Objective
Determine the count of lines holding "into" and give that count alone.

Records for this task
==============================

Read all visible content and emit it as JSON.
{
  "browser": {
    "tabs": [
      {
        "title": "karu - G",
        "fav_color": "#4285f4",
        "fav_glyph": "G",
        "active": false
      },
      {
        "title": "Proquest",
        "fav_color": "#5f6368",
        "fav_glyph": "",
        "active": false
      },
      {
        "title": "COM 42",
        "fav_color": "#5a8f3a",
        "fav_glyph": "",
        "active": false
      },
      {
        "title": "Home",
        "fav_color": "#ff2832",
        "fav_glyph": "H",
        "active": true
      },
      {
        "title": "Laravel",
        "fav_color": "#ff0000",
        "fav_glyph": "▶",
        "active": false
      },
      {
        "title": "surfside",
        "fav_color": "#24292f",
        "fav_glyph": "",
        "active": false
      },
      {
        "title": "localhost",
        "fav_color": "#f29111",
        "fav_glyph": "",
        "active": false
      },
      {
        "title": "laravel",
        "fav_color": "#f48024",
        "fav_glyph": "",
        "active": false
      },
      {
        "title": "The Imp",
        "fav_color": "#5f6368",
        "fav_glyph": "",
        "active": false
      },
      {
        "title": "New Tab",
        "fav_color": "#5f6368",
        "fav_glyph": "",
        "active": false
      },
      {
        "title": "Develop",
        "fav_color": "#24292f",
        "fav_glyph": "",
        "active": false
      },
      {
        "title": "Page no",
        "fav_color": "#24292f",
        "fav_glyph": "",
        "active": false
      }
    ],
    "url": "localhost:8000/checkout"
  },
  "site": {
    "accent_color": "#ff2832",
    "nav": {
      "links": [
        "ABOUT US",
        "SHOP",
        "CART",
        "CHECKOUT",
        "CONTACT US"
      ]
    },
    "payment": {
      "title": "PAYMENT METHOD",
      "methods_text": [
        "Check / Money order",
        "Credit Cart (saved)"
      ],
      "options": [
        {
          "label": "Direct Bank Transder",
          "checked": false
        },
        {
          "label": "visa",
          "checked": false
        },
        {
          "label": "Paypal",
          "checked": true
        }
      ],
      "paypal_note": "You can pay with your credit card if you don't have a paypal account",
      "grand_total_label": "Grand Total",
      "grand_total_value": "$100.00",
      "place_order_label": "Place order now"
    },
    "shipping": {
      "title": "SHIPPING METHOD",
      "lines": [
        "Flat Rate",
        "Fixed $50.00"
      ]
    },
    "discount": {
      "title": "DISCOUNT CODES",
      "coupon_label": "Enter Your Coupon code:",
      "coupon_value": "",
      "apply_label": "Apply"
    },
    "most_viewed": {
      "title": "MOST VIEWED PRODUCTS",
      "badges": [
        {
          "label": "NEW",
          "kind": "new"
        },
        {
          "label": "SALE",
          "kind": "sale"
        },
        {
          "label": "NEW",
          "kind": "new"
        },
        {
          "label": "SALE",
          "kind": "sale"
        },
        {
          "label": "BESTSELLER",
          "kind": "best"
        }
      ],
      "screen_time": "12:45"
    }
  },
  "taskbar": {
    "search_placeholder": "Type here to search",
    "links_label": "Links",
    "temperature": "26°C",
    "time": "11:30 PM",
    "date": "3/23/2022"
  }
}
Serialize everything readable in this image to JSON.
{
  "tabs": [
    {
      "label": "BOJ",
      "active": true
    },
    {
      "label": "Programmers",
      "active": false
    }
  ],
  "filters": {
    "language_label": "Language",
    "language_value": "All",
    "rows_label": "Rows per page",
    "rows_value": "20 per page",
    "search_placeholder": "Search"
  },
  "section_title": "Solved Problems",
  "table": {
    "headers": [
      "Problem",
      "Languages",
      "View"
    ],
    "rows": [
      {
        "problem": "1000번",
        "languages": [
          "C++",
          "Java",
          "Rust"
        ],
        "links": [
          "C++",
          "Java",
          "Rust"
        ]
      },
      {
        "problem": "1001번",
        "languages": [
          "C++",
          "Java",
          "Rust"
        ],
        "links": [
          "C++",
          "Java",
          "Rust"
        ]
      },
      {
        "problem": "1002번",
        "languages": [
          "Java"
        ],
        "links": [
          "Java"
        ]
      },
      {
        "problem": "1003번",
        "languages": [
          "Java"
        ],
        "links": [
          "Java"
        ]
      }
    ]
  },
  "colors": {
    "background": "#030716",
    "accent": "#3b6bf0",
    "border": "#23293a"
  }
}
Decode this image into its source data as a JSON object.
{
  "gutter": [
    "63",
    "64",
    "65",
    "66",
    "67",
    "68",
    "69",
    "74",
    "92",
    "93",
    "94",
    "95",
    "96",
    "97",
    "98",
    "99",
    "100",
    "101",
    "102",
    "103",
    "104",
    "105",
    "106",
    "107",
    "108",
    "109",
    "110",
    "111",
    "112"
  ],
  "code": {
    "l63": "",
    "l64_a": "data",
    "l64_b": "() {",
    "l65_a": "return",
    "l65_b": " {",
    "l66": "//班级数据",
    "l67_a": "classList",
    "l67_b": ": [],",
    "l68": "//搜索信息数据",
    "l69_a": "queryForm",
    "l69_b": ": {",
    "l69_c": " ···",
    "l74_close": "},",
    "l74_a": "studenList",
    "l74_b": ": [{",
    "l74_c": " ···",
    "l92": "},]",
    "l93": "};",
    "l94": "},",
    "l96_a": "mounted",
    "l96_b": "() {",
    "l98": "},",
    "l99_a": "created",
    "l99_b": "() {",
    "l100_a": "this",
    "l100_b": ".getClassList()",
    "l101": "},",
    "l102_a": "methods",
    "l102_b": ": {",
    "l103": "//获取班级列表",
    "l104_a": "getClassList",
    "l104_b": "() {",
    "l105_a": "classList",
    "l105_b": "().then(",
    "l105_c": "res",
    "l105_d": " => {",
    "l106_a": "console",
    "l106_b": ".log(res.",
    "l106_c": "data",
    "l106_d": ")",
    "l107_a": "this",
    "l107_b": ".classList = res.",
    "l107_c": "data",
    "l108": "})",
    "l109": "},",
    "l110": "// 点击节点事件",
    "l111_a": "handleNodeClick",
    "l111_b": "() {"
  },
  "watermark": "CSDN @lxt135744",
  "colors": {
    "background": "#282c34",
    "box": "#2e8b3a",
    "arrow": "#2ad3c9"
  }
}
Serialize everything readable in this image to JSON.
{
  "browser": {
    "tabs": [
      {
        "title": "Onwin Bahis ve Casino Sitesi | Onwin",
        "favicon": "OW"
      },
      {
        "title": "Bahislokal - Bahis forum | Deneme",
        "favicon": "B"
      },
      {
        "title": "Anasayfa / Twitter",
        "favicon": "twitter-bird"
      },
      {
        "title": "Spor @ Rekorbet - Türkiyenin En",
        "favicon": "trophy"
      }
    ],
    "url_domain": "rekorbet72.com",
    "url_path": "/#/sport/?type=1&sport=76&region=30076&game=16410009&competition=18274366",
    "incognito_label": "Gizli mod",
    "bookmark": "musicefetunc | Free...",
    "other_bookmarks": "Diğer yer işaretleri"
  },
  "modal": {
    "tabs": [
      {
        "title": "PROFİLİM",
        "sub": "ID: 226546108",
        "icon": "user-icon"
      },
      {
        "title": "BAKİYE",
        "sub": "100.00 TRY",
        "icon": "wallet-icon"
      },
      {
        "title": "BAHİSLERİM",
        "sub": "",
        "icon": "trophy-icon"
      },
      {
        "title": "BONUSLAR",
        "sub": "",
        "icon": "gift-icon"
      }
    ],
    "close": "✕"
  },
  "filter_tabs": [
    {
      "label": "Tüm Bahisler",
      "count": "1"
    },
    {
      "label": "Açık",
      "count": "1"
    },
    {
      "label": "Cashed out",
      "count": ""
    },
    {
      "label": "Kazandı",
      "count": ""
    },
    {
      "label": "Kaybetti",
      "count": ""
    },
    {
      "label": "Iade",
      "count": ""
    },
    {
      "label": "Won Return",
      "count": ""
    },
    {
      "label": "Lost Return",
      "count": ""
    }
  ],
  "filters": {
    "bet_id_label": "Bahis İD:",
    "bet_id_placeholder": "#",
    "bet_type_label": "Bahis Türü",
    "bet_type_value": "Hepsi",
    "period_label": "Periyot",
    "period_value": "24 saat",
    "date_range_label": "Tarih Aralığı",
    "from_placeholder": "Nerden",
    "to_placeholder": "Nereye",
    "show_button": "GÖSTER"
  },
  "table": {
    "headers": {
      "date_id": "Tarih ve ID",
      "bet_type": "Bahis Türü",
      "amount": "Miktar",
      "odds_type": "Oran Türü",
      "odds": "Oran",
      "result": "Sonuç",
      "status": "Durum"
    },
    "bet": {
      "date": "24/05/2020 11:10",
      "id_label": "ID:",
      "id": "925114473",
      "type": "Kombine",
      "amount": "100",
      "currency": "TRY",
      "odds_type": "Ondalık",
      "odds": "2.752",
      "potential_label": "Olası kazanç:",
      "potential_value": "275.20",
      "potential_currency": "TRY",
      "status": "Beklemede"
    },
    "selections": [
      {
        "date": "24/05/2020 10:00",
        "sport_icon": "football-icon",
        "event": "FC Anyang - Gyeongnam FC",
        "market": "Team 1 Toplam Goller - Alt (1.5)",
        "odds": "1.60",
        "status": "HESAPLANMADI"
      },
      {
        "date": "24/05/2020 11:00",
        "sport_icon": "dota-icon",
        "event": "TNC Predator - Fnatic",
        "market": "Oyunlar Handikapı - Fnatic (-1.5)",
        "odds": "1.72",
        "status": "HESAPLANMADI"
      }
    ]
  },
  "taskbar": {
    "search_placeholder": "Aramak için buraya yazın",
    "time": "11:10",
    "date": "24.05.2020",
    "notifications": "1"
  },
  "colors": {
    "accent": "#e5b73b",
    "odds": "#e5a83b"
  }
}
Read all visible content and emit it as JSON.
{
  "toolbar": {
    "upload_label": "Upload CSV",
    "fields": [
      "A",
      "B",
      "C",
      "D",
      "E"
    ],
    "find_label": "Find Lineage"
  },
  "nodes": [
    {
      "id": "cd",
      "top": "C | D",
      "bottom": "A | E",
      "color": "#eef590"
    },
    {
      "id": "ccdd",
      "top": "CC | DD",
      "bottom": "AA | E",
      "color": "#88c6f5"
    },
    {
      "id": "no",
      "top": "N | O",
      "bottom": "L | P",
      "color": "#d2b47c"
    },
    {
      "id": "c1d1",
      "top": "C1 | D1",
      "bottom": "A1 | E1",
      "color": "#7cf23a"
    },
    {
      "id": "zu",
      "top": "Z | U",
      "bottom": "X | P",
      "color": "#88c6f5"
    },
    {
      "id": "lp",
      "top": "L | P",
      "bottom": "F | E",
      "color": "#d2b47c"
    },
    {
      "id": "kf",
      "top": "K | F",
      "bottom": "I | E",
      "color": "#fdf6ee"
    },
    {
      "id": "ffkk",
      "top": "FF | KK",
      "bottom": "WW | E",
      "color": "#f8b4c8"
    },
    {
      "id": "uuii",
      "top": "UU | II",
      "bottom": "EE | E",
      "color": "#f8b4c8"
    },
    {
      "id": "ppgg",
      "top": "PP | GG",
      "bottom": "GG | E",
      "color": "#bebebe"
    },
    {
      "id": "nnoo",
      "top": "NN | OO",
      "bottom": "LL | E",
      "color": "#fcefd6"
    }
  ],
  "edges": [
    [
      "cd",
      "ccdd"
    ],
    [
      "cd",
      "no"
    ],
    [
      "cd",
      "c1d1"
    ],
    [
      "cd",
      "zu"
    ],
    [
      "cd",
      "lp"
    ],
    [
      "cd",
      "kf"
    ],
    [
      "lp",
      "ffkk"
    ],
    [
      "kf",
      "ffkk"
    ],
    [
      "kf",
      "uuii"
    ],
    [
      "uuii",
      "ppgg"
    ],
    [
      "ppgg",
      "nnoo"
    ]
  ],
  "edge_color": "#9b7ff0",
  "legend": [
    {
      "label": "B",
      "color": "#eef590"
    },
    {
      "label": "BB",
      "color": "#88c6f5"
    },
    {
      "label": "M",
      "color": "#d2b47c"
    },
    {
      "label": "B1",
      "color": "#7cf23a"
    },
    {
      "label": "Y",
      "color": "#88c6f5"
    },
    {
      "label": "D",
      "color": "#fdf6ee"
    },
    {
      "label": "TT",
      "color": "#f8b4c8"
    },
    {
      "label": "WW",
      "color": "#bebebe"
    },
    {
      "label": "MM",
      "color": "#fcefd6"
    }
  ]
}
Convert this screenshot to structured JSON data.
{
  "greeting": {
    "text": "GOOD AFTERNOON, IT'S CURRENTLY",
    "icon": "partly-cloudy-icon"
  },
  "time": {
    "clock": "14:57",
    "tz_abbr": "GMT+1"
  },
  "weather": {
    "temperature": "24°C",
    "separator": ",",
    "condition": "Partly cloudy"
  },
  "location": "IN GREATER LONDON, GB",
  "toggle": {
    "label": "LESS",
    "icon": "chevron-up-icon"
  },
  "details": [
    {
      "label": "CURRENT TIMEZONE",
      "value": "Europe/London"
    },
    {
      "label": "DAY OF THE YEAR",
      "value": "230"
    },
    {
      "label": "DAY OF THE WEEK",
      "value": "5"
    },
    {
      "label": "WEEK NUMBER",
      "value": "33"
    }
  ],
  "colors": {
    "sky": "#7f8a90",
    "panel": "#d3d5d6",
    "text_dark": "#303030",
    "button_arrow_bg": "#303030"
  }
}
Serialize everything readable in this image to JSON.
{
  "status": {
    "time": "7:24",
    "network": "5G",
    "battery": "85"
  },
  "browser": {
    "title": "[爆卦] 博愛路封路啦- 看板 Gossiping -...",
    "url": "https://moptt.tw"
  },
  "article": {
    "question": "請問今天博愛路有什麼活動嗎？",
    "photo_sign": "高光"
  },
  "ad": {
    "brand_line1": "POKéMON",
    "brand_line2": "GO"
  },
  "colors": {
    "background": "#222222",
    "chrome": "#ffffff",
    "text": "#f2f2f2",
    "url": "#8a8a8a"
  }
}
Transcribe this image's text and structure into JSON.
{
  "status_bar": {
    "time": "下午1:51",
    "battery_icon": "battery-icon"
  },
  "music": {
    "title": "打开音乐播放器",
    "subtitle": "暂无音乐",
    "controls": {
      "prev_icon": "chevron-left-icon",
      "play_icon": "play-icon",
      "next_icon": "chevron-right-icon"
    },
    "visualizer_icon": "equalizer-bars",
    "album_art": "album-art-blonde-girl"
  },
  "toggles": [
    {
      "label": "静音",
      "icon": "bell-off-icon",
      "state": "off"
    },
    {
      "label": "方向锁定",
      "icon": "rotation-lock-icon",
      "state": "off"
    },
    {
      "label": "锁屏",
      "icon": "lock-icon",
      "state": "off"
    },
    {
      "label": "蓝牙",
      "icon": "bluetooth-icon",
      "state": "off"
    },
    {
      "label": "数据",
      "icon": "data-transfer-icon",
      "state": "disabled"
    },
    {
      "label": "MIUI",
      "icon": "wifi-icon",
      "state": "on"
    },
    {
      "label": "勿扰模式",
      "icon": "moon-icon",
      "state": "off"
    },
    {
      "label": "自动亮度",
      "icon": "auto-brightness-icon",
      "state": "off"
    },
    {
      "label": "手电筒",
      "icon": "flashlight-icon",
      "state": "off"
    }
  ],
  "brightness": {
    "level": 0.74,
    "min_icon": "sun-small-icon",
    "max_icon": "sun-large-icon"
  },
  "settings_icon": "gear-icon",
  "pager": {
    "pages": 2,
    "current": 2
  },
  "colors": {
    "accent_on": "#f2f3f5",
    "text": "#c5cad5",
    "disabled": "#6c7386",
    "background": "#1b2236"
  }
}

==============================

Reply
2